_Raw data_.
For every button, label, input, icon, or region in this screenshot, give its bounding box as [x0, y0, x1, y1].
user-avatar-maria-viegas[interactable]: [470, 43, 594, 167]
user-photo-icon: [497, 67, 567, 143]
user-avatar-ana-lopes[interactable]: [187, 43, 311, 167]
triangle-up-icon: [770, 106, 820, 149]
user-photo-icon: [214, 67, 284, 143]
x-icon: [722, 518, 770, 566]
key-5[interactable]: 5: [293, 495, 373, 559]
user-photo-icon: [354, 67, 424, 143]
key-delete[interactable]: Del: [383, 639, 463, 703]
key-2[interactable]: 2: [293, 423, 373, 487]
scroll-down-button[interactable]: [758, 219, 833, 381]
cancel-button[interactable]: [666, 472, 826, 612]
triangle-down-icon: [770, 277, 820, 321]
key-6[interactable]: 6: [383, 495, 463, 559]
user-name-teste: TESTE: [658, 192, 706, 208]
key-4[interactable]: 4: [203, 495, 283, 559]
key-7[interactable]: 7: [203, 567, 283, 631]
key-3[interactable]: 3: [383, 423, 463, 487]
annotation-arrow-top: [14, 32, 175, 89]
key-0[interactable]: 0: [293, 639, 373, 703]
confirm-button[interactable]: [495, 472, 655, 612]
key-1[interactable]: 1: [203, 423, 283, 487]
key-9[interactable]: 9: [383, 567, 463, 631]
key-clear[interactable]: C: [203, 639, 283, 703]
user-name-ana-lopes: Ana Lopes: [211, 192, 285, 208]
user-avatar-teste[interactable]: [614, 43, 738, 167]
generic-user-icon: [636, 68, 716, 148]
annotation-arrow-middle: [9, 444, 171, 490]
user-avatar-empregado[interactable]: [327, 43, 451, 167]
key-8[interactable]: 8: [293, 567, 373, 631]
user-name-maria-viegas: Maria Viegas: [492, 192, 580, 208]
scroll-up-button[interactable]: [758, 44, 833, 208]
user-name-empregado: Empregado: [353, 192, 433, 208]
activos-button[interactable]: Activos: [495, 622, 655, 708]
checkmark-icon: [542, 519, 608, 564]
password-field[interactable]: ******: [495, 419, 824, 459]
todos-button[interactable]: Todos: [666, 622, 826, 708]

_To be done_.
Rewrite the records with every "bounding box" replaced by "enclosing rectangle", changing nothing else.

_Written answer_.
For every button, label, input, icon, or region in this screenshot, give its enclosing rectangle as [x0, y0, x1, y1].
user-avatar-maria-viegas[interactable]: [470, 43, 594, 167]
user-photo-icon: [497, 67, 567, 143]
user-avatar-ana-lopes[interactable]: [187, 43, 311, 167]
triangle-up-icon: [770, 106, 820, 149]
user-photo-icon: [214, 67, 284, 143]
x-icon: [722, 518, 770, 566]
key-5[interactable]: 5: [293, 495, 373, 559]
user-photo-icon: [354, 67, 424, 143]
key-delete[interactable]: Del: [383, 639, 463, 703]
key-2[interactable]: 2: [293, 423, 373, 487]
scroll-down-button[interactable]: [758, 219, 833, 381]
cancel-button[interactable]: [666, 472, 826, 612]
triangle-down-icon: [770, 277, 820, 321]
key-6[interactable]: 6: [383, 495, 463, 559]
user-name-teste: TESTE: [658, 192, 706, 208]
key-4[interactable]: 4: [203, 495, 283, 559]
key-7[interactable]: 7: [203, 567, 283, 631]
key-3[interactable]: 3: [383, 423, 463, 487]
annotation-arrow-top: [14, 32, 175, 89]
key-0[interactable]: 0: [293, 639, 373, 703]
confirm-button[interactable]: [495, 472, 655, 612]
key-1[interactable]: 1: [203, 423, 283, 487]
key-9[interactable]: 9: [383, 567, 463, 631]
key-clear[interactable]: C: [203, 639, 283, 703]
user-name-ana-lopes: Ana Lopes: [211, 192, 285, 208]
user-avatar-teste[interactable]: [614, 43, 738, 167]
generic-user-icon: [636, 68, 716, 148]
annotation-arrow-middle: [9, 444, 171, 490]
user-avatar-empregado[interactable]: [327, 43, 451, 167]
key-8[interactable]: 8: [293, 567, 373, 631]
user-name-maria-viegas: Maria Viegas: [492, 192, 580, 208]
scroll-up-button[interactable]: [758, 44, 833, 208]
user-name-empregado: Empregado: [353, 192, 433, 208]
activos-button[interactable]: Activos: [495, 622, 655, 708]
checkmark-icon: [542, 519, 608, 564]
password-field[interactable]: ******: [495, 419, 824, 459]
todos-button[interactable]: Todos: [666, 622, 826, 708]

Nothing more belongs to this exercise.